Every line below should be repeated exactly.
-------- DATA PROVIDED
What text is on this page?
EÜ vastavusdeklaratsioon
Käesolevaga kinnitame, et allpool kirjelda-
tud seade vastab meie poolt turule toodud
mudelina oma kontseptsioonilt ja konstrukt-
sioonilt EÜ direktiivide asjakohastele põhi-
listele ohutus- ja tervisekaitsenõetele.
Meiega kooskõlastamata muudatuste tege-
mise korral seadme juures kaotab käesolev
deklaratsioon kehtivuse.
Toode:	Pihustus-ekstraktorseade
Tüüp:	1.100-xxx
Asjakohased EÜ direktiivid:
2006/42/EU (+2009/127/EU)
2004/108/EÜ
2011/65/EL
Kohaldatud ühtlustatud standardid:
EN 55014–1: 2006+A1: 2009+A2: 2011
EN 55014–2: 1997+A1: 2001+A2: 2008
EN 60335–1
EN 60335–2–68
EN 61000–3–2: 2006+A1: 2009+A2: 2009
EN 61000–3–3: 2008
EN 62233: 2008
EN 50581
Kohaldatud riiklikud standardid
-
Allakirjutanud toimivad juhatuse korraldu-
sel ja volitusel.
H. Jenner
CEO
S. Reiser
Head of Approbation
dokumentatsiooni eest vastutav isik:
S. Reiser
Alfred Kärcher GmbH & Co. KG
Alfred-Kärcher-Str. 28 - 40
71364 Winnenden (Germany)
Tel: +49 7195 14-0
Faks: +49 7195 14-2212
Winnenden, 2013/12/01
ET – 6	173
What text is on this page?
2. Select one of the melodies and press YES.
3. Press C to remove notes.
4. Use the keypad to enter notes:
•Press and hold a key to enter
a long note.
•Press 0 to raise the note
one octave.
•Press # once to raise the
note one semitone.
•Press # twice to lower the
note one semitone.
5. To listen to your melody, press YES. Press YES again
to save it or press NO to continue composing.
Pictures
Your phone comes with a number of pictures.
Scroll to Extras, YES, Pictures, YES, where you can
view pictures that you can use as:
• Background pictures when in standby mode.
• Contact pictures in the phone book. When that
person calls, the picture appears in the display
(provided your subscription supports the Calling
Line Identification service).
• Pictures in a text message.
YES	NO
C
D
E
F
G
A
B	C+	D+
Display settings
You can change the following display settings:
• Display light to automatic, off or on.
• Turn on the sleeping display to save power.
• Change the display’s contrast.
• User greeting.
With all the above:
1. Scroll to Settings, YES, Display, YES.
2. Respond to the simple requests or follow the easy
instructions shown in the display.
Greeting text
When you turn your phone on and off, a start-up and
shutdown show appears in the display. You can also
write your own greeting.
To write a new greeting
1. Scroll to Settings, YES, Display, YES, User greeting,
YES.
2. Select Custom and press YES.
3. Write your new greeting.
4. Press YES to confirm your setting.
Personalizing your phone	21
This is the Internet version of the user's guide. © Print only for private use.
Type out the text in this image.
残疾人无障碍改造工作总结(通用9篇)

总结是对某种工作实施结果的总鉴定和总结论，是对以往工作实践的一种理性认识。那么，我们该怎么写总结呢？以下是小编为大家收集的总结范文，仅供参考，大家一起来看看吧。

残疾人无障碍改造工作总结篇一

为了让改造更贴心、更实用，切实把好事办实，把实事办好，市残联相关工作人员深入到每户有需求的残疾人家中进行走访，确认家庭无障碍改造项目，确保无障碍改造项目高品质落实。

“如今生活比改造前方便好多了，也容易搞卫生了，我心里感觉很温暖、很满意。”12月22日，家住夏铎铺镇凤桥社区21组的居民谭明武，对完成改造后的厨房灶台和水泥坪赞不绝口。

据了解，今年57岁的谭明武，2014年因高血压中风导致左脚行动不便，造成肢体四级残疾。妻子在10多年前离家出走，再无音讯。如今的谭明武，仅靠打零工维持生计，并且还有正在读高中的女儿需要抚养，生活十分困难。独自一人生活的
----------------
OUTPUT BELOW:
What text is on this page?
EÜ vastavusdeklaratsioon
Käesolevaga kinnitame, et allpool kirjelda-
tud seade vastab meie poolt turule toodud
mudelina oma kontseptsioonilt ja konstrukt-
sioonilt EÜ direktiivide asjakohastele põhi-
listele ohutus- ja tervisekaitsenõetele.
Meiega kooskõlastamata muudatuste tege-
mise korral seadme juures kaotab käesolev
deklaratsioon kehtivuse.
Toode:	Pihustus-ekstraktorseade
Tüüp:	1.100-xxx
Asjakohased EÜ direktiivid:
2006/42/EU (+2009/127/EU)
2004/108/EÜ
2011/65/EL
Kohaldatud ühtlustatud standardid:
EN 55014–1: 2006+A1: 2009+A2: 2011
EN 55014–2: 1997+A1: 2001+A2: 2008
EN 60335–1
EN 60335–2–68
EN 61000–3–2: 2006+A1: 2009+A2: 2009
EN 61000–3–3: 2008
EN 62233: 2008
EN 50581
Kohaldatud riiklikud standardid
-
Allakirjutanud toimivad juhatuse korraldu-
sel ja volitusel.
H. Jenner
CEO
S. Reiser
Head of Approbation
dokumentatsiooni eest vastutav isik:
S. Reiser
Alfred Kärcher GmbH & Co. KG
Alfred-Kärcher-Str. 28 - 40
71364 Winnenden (Germany)
Tel: +49 7195 14-0
Faks: +49 7195 14-2212
Winnenden, 2013/12/01
ET – 6	173
What text is on this page?
2. Select one of the melodies and press YES.
3. Press C to remove notes.
4. Use the keypad to enter notes:
•Press and hold a key to enter
a long note.
•Press 0 to raise the note
one octave.
•Press # once to raise the
note one semitone.
•Press # twice to lower the
note one semitone.
5. To listen to your melody, press YES. Press YES again
to save it or press NO to continue composing.
Pictures
Your phone comes with a number of pictures.
Scroll to Extras, YES, Pictures, YES, where you can
view pictures that you can use as:
• Background pictures when in standby mode.
• Contact pictures in the phone book. When that
person calls, the picture appears in the display
(provided your subscription supports the Calling
Line Identification service).
• Pictures in a text message.
YES	NO
C
D
E
F
G
A
B	C+	D+
Display settings
You can change the following display settings:
• Display light to automatic, off or on.
• Turn on the sleeping display to save power.
• Change the display’s contrast.
• User greeting.
With all the above:
1. Scroll to Settings, YES, Display, YES.
2. Respond to the simple requests or follow the easy
instructions shown in the display.
Greeting text
When you turn your phone on and off, a start-up and
shutdown show appears in the display. You can also
write your own greeting.
To write a new greeting
1. Scroll to Settings, YES, Display, YES, User greeting,
YES.
2. Select Custom and press YES.
3. Write your new greeting.
4. Press YES to confirm your setting.
Personalizing your phone	21
This is the Internet version of the user's guide. © Print only for private use.
Type out the text in this image.
残疾人无障碍改造工作总结(通用9篇)

总结是对某种工作实施结果的总鉴定和总结论，是对以往工作实践的一种理性认识。那么，我们该怎么写总结呢？以下是小编为大家收集的总结范文，仅供参考，大家一起来看看吧。

残疾人无障碍改造工作总结篇一

为了让改造更贴心、更实用，切实把好事办实，把实事办好，市残联相关工作人员深入到每户有需求的残疾人家中进行走访，确认家庭无障碍改造项目，确保无障碍改造项目高品质落实。

“如今生活比改造前方便好多了，也容易搞卫生了，我心里感觉很温暖、很满意。”12月22日，家住夏铎铺镇凤桥社区21组的居民谭明武，对完成改造后的厨房灶台和水泥坪赞不绝口。

据了解，今年57岁的谭明武，2014年因高血压中风导致左脚行动不便，造成肢体四级残疾。妻子在10多年前离家出走，再无音讯。如今的谭明武，仅靠打零工维持生计，并且还有正在读高中的女儿需要抚养，生活十分困难。独自一人生活的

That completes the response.